Datos de disposición espacial
• • • •
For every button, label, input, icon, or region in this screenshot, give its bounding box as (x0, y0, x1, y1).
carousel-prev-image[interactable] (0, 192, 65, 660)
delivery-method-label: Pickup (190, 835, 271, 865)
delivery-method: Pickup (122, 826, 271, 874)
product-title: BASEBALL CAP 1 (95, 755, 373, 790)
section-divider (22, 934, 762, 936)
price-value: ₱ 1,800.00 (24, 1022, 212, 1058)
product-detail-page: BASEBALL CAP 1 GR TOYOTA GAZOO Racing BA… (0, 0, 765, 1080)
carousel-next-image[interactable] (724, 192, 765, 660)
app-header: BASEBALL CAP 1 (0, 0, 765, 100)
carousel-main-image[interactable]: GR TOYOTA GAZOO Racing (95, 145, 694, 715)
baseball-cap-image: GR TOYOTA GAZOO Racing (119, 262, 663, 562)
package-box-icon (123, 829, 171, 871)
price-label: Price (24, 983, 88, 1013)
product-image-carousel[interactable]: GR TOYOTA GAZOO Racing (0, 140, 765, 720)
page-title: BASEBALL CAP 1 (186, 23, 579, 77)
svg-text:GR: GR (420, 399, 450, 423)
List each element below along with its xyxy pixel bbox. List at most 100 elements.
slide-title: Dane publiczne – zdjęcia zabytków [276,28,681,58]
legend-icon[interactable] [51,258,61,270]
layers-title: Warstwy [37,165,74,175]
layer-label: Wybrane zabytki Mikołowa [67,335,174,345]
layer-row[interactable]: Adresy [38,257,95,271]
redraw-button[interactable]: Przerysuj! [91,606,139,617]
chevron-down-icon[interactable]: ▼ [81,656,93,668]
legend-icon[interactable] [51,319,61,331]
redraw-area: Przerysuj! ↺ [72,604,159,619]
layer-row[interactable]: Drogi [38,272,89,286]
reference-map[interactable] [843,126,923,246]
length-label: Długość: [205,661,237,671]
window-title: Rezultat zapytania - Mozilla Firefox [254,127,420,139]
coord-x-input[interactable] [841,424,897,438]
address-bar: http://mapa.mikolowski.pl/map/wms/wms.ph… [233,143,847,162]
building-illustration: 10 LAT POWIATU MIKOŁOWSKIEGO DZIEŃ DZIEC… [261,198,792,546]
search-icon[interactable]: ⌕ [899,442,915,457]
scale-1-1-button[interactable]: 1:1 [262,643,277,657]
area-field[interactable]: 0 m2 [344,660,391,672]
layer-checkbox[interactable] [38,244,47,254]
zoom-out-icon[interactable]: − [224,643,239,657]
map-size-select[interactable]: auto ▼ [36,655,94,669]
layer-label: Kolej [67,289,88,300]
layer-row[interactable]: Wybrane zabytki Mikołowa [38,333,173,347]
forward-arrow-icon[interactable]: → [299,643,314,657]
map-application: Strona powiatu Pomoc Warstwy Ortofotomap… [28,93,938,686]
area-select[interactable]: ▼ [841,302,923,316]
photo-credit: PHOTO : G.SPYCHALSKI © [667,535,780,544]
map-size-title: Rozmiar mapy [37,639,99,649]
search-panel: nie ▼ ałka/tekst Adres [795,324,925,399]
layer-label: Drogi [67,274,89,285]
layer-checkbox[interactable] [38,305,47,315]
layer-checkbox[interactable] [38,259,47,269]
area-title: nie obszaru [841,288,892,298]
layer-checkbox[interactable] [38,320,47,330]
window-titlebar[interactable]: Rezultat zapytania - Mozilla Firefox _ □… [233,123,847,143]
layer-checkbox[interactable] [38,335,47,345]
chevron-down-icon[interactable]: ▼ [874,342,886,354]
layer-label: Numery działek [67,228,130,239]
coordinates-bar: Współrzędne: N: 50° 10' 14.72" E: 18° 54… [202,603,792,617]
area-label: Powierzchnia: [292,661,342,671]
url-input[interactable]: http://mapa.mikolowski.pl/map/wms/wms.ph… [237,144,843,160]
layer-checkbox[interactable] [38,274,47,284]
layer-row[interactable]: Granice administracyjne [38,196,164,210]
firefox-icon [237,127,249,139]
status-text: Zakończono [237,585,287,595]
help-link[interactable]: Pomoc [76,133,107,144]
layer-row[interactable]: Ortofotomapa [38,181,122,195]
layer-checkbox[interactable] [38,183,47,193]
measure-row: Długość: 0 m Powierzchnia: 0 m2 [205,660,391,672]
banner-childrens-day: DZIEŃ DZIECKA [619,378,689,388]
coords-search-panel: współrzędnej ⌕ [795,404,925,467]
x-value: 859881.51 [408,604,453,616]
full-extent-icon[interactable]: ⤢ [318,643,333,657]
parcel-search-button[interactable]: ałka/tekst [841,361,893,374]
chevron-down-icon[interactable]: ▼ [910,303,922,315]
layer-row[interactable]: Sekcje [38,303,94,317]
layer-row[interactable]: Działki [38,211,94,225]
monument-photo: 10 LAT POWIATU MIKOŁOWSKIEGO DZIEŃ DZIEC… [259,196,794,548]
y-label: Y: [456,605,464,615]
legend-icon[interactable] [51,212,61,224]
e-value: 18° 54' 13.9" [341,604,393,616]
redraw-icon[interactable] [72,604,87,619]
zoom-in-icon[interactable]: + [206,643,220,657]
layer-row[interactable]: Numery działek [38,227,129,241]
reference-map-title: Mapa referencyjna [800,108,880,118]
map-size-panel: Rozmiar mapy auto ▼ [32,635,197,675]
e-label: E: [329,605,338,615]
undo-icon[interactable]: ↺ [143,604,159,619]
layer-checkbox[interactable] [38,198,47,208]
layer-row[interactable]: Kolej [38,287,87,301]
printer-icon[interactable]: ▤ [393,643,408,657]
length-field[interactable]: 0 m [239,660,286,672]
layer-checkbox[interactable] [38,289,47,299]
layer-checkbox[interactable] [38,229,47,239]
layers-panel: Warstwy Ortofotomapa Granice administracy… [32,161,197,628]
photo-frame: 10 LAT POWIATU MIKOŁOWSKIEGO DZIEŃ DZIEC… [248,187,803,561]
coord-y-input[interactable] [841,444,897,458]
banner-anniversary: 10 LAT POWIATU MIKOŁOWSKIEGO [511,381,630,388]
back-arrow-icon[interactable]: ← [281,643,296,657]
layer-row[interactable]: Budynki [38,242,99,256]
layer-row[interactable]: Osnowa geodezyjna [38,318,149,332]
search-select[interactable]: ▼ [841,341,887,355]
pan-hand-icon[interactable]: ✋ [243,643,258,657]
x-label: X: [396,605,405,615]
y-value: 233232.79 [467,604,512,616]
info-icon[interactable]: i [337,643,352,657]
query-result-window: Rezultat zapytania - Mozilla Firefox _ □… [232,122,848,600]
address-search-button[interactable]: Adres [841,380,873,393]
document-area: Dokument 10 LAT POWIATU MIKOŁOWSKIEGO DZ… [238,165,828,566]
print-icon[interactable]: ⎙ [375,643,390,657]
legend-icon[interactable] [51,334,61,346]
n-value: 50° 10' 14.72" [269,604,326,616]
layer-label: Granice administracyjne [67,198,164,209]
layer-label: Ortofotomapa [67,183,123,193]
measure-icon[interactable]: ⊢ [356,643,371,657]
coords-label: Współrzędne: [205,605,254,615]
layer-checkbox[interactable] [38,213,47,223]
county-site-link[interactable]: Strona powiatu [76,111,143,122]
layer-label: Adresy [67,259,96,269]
• • • •
§ **Problema planteado**
¿Puedes renombrar "layer-label" como "layer-name" en todas las entradas de arriba y copiar de nuevo las líneas sin ningún otro cambio?

§ **Respuesta redactada**
For every button, label, input, icon, or region in this screenshot, give its bounding box as (x0, y0, x1, y1).
carousel-prev-image[interactable] (0, 192, 65, 660)
delivery-method-label: Pickup (190, 835, 271, 865)
delivery-method: Pickup (122, 826, 271, 874)
product-title: BASEBALL CAP 1 (95, 755, 373, 790)
section-divider (22, 934, 762, 936)
price-value: ₱ 1,800.00 (24, 1022, 212, 1058)
product-detail-page: BASEBALL CAP 1 GR TOYOTA GAZOO Racing BA… (0, 0, 765, 1080)
carousel-next-image[interactable] (724, 192, 765, 660)
app-header: BASEBALL CAP 1 (0, 0, 765, 100)
carousel-main-image[interactable]: GR TOYOTA GAZOO Racing (95, 145, 694, 715)
baseball-cap-image: GR TOYOTA GAZOO Racing (119, 262, 663, 562)
package-box-icon (123, 829, 171, 871)
price-label: Price (24, 983, 88, 1013)
product-image-carousel[interactable]: GR TOYOTA GAZOO Racing (0, 140, 765, 720)
page-title: BASEBALL CAP 1 (186, 23, 579, 77)
svg-text:GR: GR (420, 399, 450, 423)
List each element below along with its xyxy pixel bbox. List at most 100 elements.
slide-title: Dane publiczne – zdjęcia zabytków [276,28,681,58]
legend-icon[interactable] [51,258,61,270]
layers-title: Warstwy [37,165,74,175]
layer-name: Wybrane zabytki Mikołowa [67,335,174,345]
layer-row[interactable]: Adresy [38,257,95,271]
redraw-button[interactable]: Przerysuj! [91,606,139,617]
chevron-down-icon[interactable]: ▼ [81,656,93,668]
legend-icon[interactable] [51,319,61,331]
redraw-area: Przerysuj! ↺ [72,604,159,619]
layer-row[interactable]: Drogi [38,272,89,286]
reference-map[interactable] [843,126,923,246]
length-label: Długość: [205,661,237,671]
window-title: Rezultat zapytania - Mozilla Firefox [254,127,420,139]
coord-x-input[interactable] [841,424,897,438]
address-bar: http://mapa.mikolowski.pl/map/wms/wms.ph… [233,143,847,162]
building-illustration: 10 LAT POWIATU MIKOŁOWSKIEGO DZIEŃ DZIEC… [261,198,792,546]
search-icon[interactable]: ⌕ [899,442,915,457]
scale-1-1-button[interactable]: 1:1 [262,643,277,657]
area-field[interactable]: 0 m2 [344,660,391,672]
layer-checkbox[interactable] [38,244,47,254]
zoom-out-icon[interactable]: − [224,643,239,657]
map-size-select[interactable]: auto ▼ [36,655,94,669]
layer-name: Kolej [67,289,88,300]
layer-row[interactable]: Wybrane zabytki Mikołowa [38,333,173,347]
forward-arrow-icon[interactable]: → [299,643,314,657]
map-application: Strona powiatu Pomoc Warstwy Ortofotomap… [28,93,938,686]
area-select[interactable]: ▼ [841,302,923,316]
photo-credit: PHOTO : G.SPYCHALSKI © [667,535,780,544]
map-size-title: Rozmiar mapy [37,639,99,649]
search-panel: nie ▼ ałka/tekst Adres [795,324,925,399]
layer-name: Drogi [67,274,89,285]
layer-checkbox[interactable] [38,305,47,315]
layer-checkbox[interactable] [38,259,47,269]
area-title: nie obszaru [841,288,892,298]
layer-checkbox[interactable] [38,320,47,330]
window-titlebar[interactable]: Rezultat zapytania - Mozilla Firefox _ □… [233,123,847,143]
layer-checkbox[interactable] [38,335,47,345]
chevron-down-icon[interactable]: ▼ [874,342,886,354]
layer-name: Numery działek [67,228,130,239]
coordinates-bar: Współrzędne: N: 50° 10' 14.72" E: 18° 54… [202,603,792,617]
area-label: Powierzchnia: [292,661,342,671]
url-input[interactable]: http://mapa.mikolowski.pl/map/wms/wms.ph… [237,144,843,160]
layer-checkbox[interactable] [38,274,47,284]
layer-row[interactable]: Granice administracyjne [38,196,164,210]
firefox-icon [237,127,249,139]
status-text: Zakończono [237,585,287,595]
help-link[interactable]: Pomoc [76,133,107,144]
layer-row[interactable]: Ortofotomapa [38,181,122,195]
layer-checkbox[interactable] [38,183,47,193]
measure-row: Długość: 0 m Powierzchnia: 0 m2 [205,660,391,672]
banner-childrens-day: DZIEŃ DZIECKA [619,378,689,388]
coords-search-panel: współrzędnej ⌕ [795,404,925,467]
x-value: 859881.51 [408,604,453,616]
full-extent-icon[interactable]: ⤢ [318,643,333,657]
parcel-search-button[interactable]: ałka/tekst [841,361,893,374]
chevron-down-icon[interactable]: ▼ [910,303,922,315]
layer-row[interactable]: Sekcje [38,303,94,317]
layer-row[interactable]: Działki [38,211,94,225]
monument-photo: 10 LAT POWIATU MIKOŁOWSKIEGO DZIEŃ DZIEC… [259,196,794,548]
y-label: Y: [456,605,464,615]
legend-icon[interactable] [51,212,61,224]
e-value: 18° 54' 13.9" [341,604,393,616]
redraw-icon[interactable] [72,604,87,619]
zoom-in-icon[interactable]: + [206,643,220,657]
layer-row[interactable]: Numery działek [38,227,129,241]
reference-map-title: Mapa referencyjna [800,108,880,118]
map-size-panel: Rozmiar mapy auto ▼ [32,635,197,675]
e-label: E: [329,605,338,615]
undo-icon[interactable]: ↺ [143,604,159,619]
layer-checkbox[interactable] [38,198,47,208]
layer-row[interactable]: Kolej [38,287,87,301]
printer-icon[interactable]: ▤ [393,643,408,657]
length-field[interactable]: 0 m [239,660,286,672]
layer-checkbox[interactable] [38,289,47,299]
layer-checkbox[interactable] [38,229,47,239]
layers-panel: Warstwy Ortofotomapa Granice administracy… [32,161,197,628]
photo-frame: 10 LAT POWIATU MIKOŁOWSKIEGO DZIEŃ DZIEC… [248,187,803,561]
coord-y-input[interactable] [841,444,897,458]
banner-anniversary: 10 LAT POWIATU MIKOŁOWSKIEGO [511,381,630,388]
back-arrow-icon[interactable]: ← [281,643,296,657]
layer-row[interactable]: Budynki [38,242,99,256]
layer-row[interactable]: Osnowa geodezyjna [38,318,149,332]
search-select[interactable]: ▼ [841,341,887,355]
pan-hand-icon[interactable]: ✋ [243,643,258,657]
x-label: X: [396,605,405,615]
y-value: 233232.79 [467,604,512,616]
info-icon[interactable]: i [337,643,352,657]
query-result-window: Rezultat zapytania - Mozilla Firefox _ □… [232,122,848,600]
address-search-button[interactable]: Adres [841,380,873,393]
document-area: Dokument 10 LAT POWIATU MIKOŁOWSKIEGO DZ… [238,165,828,566]
print-icon[interactable]: ⎙ [375,643,390,657]
legend-icon[interactable] [51,334,61,346]
n-value: 50° 10' 14.72" [269,604,326,616]
layer-name: Granice administracyjne [67,198,164,209]
layer-name: Ortofotomapa [67,183,123,193]
measure-icon[interactable]: ⊢ [356,643,371,657]
coords-label: Współrzędne: [205,605,254,615]
layer-checkbox[interactable] [38,213,47,223]
county-site-link[interactable]: Strona powiatu [76,111,143,122]
layer-name: Adresy [67,259,96,269]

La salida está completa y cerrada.